** THE PROBLEM **
Pick every line from the data that holds the word "opgradering".

** INPUT **
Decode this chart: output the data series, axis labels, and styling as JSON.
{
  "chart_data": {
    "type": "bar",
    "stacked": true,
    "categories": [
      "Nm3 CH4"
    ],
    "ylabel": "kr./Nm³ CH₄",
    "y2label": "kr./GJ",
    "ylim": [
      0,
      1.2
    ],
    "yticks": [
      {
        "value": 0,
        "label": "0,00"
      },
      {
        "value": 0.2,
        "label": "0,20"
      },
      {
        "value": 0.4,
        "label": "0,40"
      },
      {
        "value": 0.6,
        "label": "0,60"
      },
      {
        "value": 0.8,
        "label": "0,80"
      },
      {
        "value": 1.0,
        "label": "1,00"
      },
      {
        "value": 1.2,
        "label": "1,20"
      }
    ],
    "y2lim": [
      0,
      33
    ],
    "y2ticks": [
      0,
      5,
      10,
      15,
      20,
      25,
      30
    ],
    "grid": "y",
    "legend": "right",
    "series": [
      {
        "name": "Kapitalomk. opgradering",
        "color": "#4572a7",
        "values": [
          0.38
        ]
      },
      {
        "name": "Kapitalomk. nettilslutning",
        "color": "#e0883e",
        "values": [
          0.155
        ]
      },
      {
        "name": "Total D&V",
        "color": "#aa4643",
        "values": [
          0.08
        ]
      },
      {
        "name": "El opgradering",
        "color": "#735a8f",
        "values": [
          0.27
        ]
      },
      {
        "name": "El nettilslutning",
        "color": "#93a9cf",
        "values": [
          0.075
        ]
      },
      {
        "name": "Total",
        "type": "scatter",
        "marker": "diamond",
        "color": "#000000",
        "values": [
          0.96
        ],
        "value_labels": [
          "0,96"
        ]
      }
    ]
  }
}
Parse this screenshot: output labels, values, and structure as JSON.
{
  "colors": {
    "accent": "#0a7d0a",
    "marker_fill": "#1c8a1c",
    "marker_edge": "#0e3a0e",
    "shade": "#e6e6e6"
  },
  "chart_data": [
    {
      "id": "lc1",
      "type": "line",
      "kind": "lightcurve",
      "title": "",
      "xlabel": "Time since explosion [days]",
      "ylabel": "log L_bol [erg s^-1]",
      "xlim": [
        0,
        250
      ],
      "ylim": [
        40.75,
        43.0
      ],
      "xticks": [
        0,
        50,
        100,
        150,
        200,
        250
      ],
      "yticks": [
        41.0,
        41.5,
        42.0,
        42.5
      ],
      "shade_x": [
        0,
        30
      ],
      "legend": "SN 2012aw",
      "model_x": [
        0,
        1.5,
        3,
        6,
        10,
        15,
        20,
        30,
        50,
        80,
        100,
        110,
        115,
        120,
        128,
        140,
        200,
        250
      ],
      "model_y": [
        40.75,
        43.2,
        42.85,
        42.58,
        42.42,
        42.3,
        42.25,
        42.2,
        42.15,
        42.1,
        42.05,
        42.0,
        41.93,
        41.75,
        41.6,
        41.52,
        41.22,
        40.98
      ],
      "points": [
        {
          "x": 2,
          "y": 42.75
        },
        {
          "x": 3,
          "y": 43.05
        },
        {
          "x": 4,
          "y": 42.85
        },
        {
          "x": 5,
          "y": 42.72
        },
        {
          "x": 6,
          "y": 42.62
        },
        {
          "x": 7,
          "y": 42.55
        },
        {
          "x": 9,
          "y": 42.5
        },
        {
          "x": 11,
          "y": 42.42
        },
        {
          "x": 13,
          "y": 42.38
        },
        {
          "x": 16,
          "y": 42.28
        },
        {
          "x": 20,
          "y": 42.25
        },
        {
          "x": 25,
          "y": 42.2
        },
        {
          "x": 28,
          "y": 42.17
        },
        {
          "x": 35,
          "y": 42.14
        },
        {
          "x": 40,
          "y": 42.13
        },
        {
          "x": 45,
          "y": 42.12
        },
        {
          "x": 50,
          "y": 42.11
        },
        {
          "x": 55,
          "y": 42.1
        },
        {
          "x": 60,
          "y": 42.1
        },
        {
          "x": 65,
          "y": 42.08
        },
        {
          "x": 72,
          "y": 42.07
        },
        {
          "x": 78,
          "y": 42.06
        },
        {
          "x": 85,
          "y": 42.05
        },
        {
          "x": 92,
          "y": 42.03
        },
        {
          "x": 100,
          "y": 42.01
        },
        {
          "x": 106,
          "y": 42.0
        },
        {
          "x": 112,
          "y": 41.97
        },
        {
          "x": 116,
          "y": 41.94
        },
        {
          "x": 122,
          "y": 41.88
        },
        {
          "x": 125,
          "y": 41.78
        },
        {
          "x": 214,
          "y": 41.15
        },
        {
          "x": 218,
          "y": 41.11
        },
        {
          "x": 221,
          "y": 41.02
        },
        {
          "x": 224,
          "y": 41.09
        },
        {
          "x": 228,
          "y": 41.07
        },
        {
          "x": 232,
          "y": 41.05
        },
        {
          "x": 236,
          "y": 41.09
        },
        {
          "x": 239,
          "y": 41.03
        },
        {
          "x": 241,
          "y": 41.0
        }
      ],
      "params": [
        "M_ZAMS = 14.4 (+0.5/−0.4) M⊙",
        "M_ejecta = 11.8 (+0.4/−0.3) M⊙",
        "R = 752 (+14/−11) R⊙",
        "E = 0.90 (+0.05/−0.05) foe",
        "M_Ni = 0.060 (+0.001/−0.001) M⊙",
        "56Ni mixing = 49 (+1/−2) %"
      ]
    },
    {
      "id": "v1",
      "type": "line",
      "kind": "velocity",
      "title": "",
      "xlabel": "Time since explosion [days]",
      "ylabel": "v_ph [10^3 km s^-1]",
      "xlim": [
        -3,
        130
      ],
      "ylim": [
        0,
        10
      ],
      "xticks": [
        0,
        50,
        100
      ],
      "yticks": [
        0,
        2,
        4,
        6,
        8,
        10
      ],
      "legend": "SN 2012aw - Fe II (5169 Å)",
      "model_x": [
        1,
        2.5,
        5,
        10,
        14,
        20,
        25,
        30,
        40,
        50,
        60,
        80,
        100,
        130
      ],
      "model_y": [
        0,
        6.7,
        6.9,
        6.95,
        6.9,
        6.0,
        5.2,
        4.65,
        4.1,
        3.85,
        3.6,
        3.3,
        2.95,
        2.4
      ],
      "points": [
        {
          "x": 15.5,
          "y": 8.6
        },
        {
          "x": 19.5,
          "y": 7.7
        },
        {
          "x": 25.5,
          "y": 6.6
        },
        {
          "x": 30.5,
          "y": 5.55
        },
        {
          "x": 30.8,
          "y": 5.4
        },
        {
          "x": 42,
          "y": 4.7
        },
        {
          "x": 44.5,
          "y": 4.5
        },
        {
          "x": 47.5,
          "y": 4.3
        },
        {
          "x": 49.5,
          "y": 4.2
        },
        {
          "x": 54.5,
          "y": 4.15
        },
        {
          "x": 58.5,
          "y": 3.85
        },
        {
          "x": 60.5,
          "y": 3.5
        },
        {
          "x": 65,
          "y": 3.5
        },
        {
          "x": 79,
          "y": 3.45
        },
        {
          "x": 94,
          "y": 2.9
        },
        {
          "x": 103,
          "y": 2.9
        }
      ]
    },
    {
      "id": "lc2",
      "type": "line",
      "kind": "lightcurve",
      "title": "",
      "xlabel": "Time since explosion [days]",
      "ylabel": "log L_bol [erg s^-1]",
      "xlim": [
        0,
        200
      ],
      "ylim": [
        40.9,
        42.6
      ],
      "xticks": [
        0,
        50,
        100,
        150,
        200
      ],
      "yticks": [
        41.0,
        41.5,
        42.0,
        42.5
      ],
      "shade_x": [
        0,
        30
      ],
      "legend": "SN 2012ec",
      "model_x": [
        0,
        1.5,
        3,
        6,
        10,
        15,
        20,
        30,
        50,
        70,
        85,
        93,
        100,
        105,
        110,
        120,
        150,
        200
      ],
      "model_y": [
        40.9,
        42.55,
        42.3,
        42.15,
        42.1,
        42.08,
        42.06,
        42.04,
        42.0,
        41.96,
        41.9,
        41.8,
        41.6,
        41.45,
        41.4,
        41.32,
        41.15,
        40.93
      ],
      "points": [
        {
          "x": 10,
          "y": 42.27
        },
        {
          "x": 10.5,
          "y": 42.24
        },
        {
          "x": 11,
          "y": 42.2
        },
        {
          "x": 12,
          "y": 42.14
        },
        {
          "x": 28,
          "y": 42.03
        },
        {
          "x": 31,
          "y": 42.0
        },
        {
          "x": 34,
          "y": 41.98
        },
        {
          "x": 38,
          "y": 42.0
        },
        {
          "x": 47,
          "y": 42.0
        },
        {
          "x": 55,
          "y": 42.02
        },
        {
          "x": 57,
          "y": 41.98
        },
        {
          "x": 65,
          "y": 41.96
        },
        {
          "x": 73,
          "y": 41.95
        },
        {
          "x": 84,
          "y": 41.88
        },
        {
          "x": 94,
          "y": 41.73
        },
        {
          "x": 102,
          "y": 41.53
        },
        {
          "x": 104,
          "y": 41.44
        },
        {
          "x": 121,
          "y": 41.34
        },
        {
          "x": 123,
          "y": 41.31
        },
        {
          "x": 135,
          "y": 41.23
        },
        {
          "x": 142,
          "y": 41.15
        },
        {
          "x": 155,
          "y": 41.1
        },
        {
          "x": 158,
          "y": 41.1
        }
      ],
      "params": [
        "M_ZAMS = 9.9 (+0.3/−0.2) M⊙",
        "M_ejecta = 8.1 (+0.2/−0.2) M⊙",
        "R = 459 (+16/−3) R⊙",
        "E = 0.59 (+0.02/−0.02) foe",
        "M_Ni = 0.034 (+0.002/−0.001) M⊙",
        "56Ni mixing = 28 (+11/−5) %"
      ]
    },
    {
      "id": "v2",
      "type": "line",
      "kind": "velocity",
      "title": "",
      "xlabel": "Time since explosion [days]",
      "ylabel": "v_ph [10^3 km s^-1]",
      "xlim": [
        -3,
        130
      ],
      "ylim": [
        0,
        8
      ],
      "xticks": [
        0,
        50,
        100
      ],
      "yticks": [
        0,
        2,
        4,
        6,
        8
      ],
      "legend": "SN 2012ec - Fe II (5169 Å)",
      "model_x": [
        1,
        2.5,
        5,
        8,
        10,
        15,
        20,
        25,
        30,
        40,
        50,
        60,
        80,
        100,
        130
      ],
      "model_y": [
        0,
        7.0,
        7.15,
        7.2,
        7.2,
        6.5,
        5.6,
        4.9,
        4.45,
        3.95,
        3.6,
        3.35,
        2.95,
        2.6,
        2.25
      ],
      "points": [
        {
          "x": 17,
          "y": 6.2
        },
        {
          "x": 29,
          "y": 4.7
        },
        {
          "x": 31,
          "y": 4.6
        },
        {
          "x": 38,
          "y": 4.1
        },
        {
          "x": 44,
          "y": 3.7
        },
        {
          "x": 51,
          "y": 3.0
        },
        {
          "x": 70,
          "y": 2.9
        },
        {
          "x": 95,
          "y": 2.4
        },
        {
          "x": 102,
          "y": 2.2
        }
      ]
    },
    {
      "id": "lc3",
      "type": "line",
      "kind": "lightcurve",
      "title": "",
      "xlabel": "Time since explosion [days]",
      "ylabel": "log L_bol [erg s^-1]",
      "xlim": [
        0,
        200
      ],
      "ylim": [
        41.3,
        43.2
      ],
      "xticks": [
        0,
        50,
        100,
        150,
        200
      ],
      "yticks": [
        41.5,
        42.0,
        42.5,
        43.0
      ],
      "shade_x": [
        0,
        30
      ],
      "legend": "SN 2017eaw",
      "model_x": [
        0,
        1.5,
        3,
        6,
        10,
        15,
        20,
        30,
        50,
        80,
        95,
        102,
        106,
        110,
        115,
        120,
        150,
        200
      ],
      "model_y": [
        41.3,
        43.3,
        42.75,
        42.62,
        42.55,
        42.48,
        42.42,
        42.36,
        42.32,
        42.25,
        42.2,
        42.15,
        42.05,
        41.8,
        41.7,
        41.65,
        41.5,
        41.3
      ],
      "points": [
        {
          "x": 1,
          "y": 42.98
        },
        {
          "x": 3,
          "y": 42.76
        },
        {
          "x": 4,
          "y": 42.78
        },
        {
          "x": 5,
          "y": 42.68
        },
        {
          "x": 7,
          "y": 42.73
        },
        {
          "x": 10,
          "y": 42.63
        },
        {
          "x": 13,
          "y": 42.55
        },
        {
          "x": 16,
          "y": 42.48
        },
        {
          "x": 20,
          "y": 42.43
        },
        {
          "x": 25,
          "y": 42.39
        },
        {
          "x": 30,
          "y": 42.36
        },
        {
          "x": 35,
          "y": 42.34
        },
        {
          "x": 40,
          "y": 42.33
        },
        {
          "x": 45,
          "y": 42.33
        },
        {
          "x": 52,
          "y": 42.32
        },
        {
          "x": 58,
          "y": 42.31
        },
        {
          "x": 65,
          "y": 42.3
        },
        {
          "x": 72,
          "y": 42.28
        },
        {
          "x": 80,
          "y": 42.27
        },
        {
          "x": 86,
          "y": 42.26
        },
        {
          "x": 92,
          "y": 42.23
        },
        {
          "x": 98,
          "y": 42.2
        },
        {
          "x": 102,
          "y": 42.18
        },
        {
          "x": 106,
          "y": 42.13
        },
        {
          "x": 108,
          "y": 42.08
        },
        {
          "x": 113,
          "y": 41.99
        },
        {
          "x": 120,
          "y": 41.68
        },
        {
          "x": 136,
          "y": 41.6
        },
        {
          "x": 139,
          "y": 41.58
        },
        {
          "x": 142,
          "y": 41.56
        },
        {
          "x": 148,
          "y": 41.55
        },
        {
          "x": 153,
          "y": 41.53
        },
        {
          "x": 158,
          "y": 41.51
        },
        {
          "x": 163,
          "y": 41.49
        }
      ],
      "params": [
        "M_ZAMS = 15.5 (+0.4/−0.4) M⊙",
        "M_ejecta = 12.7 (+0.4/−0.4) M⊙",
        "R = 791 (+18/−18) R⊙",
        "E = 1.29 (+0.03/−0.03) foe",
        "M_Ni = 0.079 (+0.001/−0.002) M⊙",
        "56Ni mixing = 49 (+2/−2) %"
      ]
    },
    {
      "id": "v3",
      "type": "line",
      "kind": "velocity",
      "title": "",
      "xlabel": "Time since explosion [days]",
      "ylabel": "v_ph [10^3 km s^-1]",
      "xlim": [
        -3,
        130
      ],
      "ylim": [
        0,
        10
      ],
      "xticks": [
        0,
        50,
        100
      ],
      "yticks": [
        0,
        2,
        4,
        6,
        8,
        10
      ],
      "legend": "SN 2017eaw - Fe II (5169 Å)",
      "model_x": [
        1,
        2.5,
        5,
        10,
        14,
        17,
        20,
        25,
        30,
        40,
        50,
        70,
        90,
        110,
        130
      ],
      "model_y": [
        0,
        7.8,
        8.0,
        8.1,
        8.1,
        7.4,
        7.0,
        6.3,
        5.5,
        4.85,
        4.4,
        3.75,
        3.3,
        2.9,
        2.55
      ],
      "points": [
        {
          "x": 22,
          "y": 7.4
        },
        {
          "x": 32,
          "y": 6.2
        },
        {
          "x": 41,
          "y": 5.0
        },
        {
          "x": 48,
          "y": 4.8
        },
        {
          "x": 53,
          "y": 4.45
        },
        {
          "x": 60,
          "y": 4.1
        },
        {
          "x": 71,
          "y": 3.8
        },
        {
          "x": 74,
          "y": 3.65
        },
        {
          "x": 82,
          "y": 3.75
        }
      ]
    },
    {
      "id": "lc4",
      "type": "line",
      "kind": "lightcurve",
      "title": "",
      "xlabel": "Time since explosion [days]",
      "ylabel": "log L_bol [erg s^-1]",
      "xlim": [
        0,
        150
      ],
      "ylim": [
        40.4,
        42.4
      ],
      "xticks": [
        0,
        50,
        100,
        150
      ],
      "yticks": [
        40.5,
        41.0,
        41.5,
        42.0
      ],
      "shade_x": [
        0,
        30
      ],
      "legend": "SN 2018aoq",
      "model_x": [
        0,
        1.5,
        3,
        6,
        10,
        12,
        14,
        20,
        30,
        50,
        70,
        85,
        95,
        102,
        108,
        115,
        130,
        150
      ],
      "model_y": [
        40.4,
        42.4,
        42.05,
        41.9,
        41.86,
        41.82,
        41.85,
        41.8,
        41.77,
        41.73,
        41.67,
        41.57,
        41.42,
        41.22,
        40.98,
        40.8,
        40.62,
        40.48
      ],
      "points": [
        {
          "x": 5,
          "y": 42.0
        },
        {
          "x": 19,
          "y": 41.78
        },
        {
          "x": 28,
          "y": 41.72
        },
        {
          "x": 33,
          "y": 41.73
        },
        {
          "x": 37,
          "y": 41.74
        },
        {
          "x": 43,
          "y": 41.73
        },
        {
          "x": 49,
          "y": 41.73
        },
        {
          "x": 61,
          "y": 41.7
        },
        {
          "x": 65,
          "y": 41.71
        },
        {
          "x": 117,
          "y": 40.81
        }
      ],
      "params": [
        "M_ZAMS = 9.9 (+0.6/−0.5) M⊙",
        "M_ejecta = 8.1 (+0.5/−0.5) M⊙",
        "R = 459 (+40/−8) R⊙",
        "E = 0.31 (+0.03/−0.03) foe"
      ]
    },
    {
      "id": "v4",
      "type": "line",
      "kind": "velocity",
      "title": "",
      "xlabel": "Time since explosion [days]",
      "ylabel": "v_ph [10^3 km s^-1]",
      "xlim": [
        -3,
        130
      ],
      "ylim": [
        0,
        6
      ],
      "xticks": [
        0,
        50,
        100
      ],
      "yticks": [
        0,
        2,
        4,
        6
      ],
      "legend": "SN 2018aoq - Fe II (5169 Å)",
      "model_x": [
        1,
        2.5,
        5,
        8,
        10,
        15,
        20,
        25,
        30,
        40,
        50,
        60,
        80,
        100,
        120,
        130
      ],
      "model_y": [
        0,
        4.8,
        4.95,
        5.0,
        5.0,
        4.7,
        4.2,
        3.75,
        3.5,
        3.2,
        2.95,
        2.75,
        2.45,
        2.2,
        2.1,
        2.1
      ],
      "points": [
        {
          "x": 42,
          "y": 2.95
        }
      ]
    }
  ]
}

** ANSWER FOR THIS EXERCISE **
        "name": "Kapitalomk. opgradering",
        "name": "El opgradering",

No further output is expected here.